Narrow the data below down to the lines containing "세실리아".

### Extracted entries
-*-*-

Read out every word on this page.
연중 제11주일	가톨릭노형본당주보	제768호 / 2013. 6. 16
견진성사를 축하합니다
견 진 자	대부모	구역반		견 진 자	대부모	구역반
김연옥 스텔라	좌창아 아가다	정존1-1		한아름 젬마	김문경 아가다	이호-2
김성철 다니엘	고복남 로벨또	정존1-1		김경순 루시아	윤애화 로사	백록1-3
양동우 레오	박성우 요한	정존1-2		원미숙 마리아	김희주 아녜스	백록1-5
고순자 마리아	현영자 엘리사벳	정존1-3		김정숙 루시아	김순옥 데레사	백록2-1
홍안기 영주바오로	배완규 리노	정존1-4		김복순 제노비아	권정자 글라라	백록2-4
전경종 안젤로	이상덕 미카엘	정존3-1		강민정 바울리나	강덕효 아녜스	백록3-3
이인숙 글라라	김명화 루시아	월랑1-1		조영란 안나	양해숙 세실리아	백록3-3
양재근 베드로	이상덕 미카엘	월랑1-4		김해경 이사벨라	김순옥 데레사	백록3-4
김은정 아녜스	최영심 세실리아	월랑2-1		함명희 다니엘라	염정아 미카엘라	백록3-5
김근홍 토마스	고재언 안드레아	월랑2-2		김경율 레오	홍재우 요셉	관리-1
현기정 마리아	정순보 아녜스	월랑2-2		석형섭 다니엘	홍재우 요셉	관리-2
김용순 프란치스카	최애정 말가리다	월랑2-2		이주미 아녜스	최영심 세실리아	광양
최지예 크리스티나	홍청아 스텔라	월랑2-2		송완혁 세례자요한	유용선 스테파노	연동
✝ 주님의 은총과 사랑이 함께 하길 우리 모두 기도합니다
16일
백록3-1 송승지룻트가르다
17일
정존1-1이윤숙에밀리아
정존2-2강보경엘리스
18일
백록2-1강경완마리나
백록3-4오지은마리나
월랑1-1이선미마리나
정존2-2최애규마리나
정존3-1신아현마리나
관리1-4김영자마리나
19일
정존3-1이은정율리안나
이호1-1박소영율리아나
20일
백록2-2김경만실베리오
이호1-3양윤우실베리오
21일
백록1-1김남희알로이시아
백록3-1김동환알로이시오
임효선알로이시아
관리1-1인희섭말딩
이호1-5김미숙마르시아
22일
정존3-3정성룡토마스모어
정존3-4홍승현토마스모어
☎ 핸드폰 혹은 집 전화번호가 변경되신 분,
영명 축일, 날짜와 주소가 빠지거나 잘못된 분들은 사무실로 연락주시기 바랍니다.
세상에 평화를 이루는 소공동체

-*-*-

### Final answer
이인숙 글라라	김명화 루시아	월랑1-1		조영란 안나	양해숙 세실리아	백록3-3
김은정 아녜스	최영심 세실리아	월랑2-1		함명희 다니엘라	염정아 미카엘라	백록3-5
김용순 프란치스카	최애정 말가리다	월랑2-2		이주미 아녜스	최영심 세실리아	광양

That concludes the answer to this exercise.